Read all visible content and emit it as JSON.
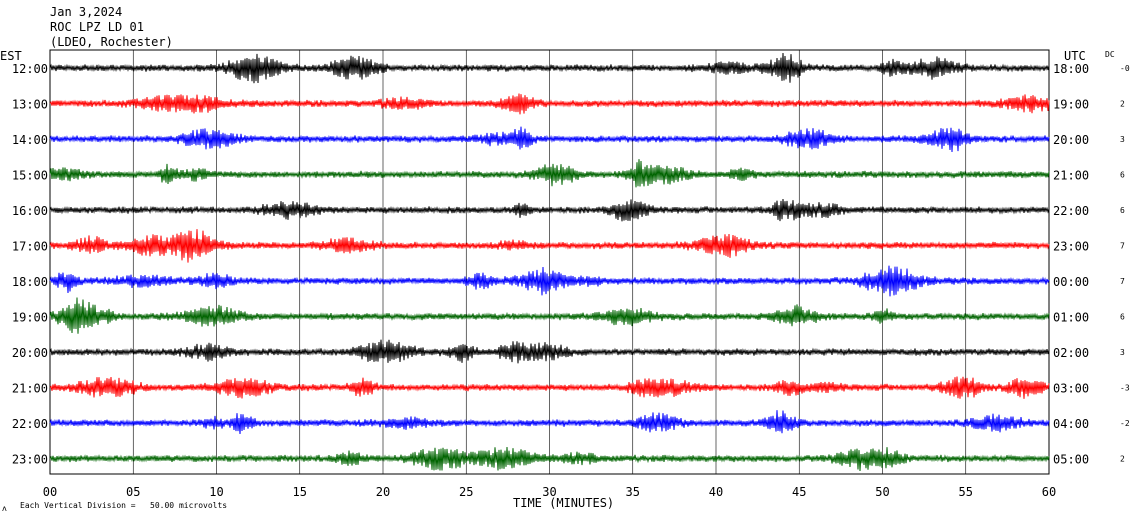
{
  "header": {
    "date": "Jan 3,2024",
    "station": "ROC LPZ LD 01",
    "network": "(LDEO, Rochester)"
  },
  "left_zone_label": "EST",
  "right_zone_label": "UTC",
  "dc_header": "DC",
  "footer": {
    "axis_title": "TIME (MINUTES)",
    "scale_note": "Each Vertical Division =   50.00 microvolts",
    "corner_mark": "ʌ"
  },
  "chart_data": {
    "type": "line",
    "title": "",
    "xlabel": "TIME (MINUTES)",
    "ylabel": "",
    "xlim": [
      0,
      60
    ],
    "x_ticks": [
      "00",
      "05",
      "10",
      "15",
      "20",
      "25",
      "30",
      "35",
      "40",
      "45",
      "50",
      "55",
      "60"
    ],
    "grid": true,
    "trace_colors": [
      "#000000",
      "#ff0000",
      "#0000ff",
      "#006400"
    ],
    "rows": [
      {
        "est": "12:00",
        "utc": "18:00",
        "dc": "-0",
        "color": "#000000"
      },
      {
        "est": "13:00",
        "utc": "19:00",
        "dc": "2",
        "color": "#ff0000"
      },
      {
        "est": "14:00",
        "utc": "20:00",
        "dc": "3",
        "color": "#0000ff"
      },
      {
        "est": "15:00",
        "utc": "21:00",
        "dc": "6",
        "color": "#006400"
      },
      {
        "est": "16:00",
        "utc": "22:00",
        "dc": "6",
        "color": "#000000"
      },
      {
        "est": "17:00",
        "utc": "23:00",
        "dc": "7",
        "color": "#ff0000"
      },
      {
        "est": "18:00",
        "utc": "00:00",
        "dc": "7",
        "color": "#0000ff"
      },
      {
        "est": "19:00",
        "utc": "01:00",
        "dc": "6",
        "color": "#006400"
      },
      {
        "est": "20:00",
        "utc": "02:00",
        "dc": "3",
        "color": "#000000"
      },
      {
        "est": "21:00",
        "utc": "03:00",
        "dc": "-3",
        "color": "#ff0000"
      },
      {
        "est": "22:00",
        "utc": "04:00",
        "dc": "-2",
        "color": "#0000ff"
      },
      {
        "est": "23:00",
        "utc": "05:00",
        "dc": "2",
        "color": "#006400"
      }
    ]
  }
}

════════════════════

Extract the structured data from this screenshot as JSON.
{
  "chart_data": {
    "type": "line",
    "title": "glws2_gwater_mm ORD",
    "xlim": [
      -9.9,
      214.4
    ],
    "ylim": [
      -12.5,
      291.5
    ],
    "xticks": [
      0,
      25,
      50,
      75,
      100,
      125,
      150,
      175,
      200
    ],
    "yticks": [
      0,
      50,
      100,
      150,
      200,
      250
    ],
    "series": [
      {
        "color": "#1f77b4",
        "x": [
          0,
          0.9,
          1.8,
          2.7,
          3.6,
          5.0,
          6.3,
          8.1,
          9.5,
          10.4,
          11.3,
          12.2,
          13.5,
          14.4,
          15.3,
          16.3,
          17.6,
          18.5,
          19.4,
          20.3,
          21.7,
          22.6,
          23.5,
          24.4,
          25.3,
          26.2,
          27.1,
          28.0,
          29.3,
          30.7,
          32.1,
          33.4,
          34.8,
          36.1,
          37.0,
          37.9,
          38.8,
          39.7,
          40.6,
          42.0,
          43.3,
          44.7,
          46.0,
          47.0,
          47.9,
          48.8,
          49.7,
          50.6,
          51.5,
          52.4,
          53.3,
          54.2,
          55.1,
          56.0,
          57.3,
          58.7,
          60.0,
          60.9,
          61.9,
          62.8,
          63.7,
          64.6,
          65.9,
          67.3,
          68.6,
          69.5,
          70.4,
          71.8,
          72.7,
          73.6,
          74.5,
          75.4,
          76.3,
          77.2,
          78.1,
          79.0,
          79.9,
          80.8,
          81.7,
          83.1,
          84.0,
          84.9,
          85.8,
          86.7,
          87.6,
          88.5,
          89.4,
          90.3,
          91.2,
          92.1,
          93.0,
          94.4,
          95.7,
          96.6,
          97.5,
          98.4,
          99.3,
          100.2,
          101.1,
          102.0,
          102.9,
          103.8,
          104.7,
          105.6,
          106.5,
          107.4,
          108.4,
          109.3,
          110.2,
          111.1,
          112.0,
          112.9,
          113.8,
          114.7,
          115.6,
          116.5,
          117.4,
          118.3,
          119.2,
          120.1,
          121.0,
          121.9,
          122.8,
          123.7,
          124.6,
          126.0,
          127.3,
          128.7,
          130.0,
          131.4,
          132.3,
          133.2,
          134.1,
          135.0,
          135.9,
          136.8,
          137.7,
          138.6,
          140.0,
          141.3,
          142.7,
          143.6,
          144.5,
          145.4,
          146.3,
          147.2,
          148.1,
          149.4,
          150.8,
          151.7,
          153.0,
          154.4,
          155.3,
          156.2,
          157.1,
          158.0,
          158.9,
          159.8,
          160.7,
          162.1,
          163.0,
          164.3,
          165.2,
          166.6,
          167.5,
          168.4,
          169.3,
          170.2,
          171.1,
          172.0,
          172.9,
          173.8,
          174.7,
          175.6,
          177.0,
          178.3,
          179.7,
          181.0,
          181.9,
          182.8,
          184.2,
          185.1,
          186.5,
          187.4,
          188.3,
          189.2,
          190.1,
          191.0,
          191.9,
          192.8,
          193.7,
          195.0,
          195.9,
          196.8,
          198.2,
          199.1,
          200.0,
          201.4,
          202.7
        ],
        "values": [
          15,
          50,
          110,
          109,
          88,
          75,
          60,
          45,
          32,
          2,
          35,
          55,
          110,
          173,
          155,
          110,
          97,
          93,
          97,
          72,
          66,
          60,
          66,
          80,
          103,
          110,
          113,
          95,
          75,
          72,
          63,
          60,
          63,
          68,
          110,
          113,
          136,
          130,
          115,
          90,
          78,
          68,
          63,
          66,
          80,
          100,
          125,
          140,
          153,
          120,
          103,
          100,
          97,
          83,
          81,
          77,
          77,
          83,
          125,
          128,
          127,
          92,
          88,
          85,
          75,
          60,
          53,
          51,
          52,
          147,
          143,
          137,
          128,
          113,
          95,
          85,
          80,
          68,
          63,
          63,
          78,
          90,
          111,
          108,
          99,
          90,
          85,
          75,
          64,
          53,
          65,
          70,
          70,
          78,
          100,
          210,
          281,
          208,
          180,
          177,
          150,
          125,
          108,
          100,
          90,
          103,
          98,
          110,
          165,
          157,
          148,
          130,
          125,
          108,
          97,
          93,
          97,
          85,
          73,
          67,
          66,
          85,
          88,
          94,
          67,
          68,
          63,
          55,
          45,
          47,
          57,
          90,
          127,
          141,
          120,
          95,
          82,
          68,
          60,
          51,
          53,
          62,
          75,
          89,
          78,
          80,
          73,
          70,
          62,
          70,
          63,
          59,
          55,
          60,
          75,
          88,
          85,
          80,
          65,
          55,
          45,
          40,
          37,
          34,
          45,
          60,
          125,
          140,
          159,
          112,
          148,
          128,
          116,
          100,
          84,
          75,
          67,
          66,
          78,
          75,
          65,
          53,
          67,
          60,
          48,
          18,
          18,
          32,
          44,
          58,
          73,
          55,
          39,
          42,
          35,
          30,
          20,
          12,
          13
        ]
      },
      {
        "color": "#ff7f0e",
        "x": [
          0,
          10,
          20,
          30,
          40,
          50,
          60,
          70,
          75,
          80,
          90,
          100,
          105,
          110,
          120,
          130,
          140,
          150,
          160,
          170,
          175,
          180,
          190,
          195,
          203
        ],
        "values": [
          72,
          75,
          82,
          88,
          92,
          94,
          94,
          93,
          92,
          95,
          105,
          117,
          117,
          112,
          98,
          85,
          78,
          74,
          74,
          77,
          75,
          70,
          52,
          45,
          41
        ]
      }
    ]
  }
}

════════════════════

Determine the number of lines in the records that include the string "TIME", and respond with that number only.

**Solution to this problem**
2